──────── DATA IN THIS EXERCISE
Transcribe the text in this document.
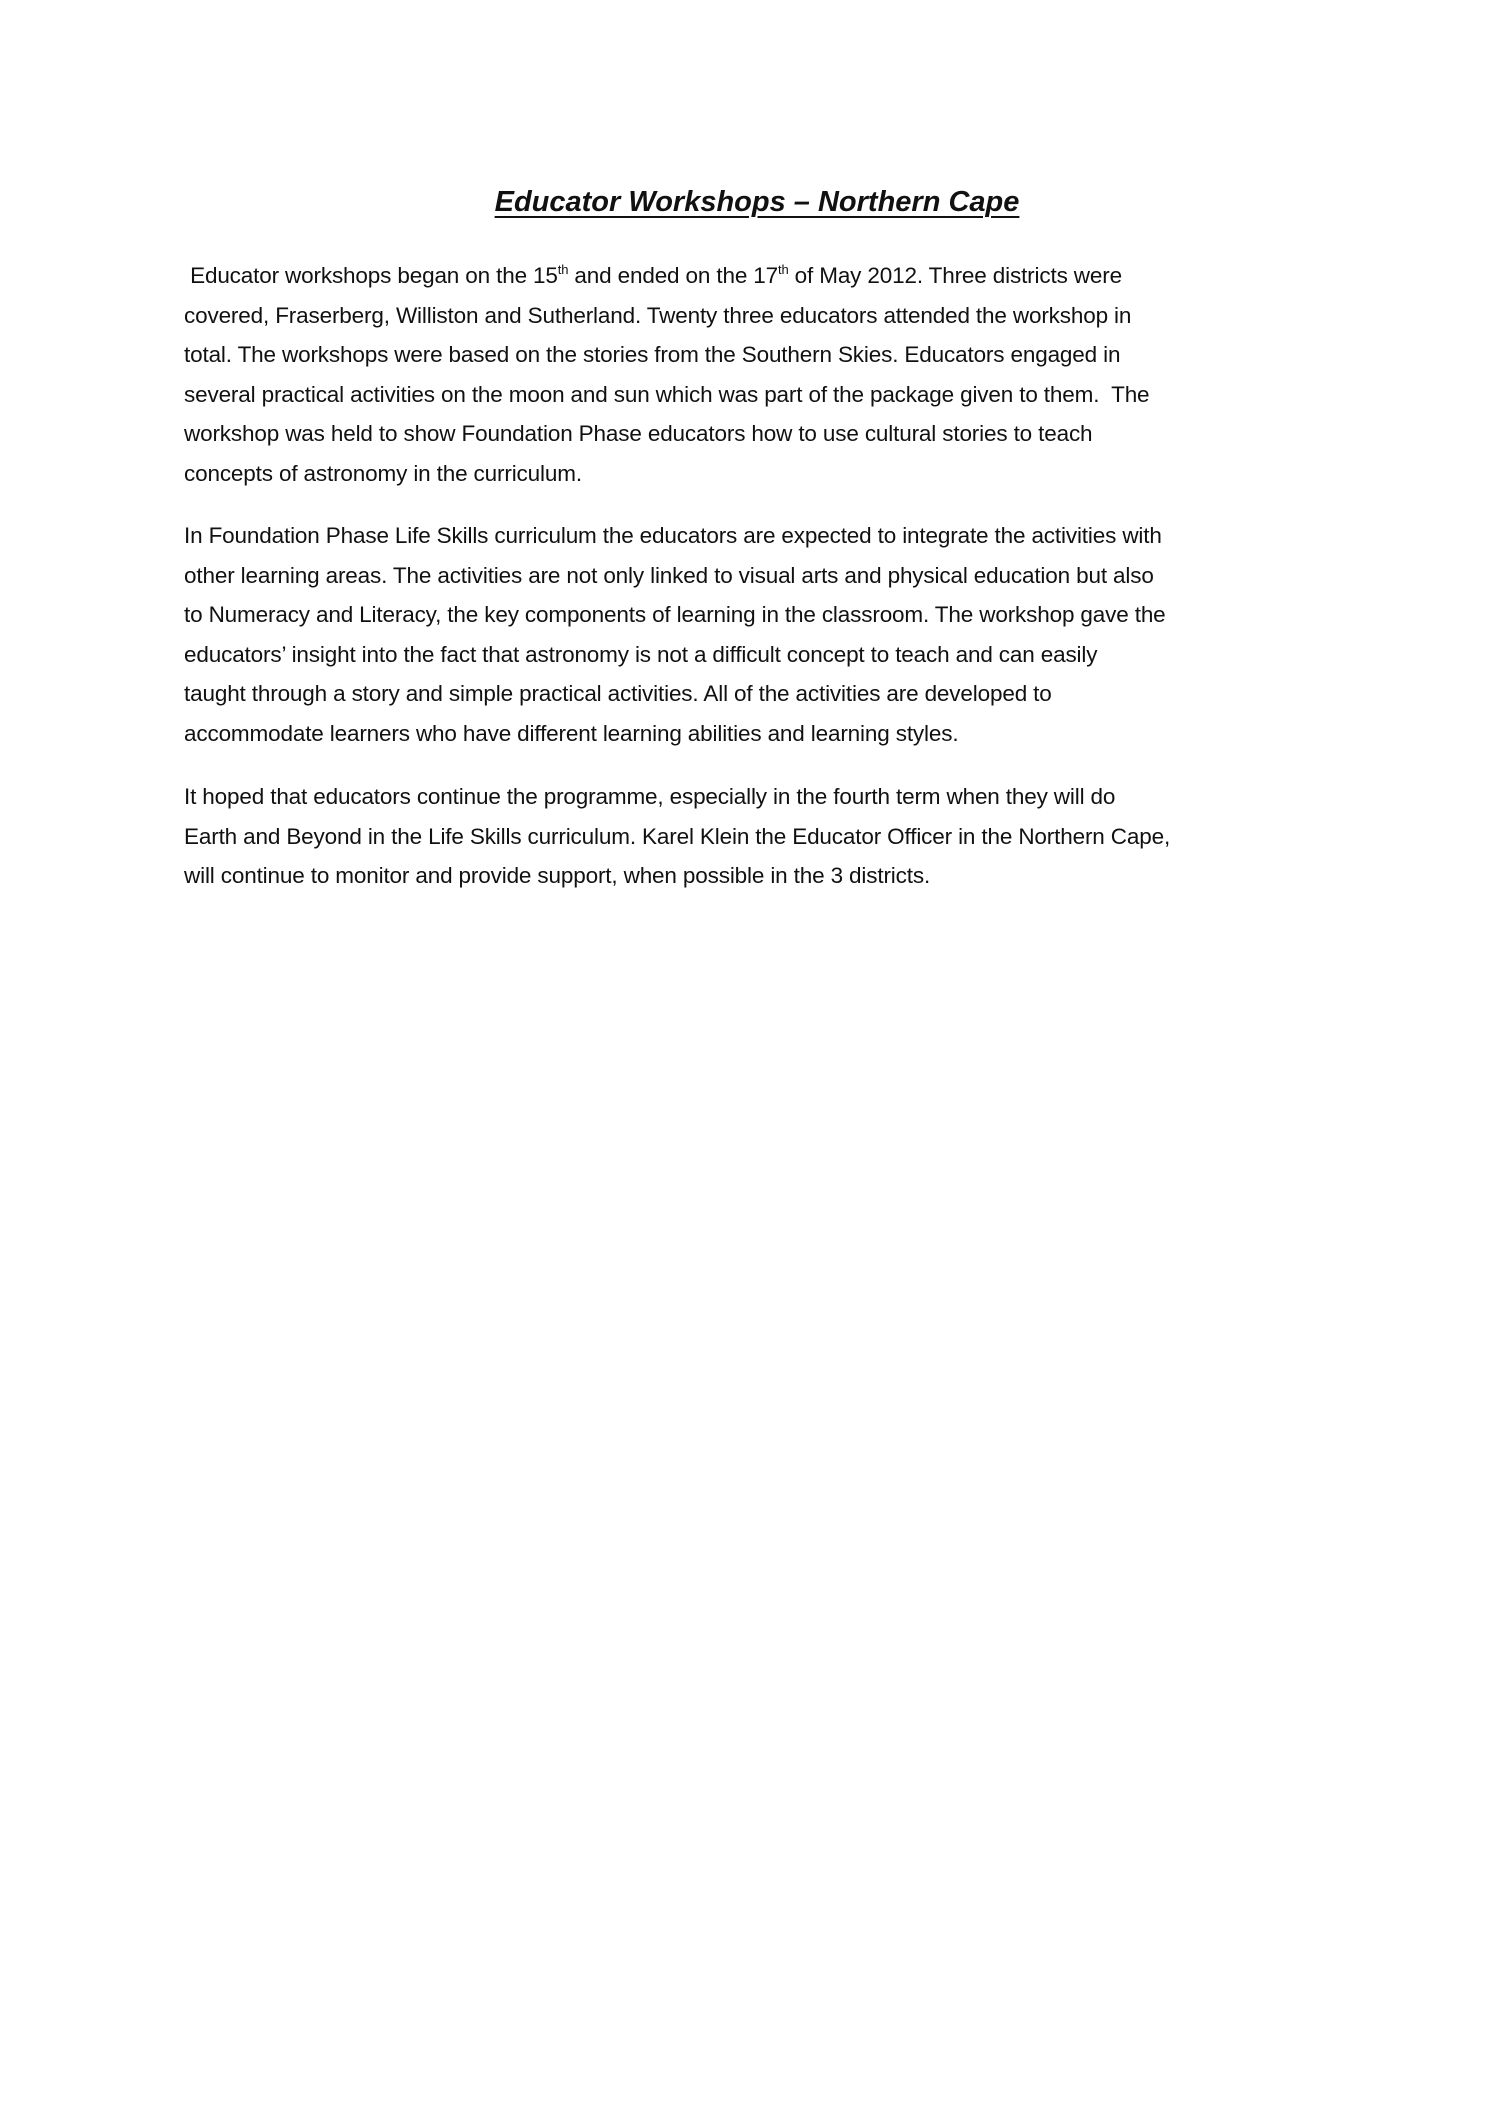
Educator Workshops – Northern Cape
Educator workshops began on the 15th and ended on the 17th of May 2012. Three districts were
covered, Fraserberg, Williston and Sutherland. Twenty three educators attended the workshop in
total. The workshops were based on the stories from the Southern Skies. Educators engaged in
several practical activities on the moon and sun which was part of the package given to them.  The
workshop was held to show Foundation Phase educators how to use cultural stories to teach
concepts of astronomy in the curriculum.
In Foundation Phase Life Skills curriculum the educators are expected to integrate the activities with
other learning areas. The activities are not only linked to visual arts and physical education but also
to Numeracy and Literacy, the key components of learning in the classroom. The workshop gave the
educators’ insight into the fact that astronomy is not a difficult concept to teach and can easily
taught through a story and simple practical activities. All of the activities are developed to
accommodate learners who have different learning abilities and learning styles.
It hoped that educators continue the programme, especially in the fourth term when they will do
Earth and Beyond in the Life Skills curriculum. Karel Klein the Educator Officer in the Northern Cape,
will continue to monitor and provide support, when possible in the 3 districts.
────────────────
# [STATED EXERCISE]
Check each line in the records for the word "that" and say how many have it, with nothing else.

# [PROBLEM SOLUTION]
2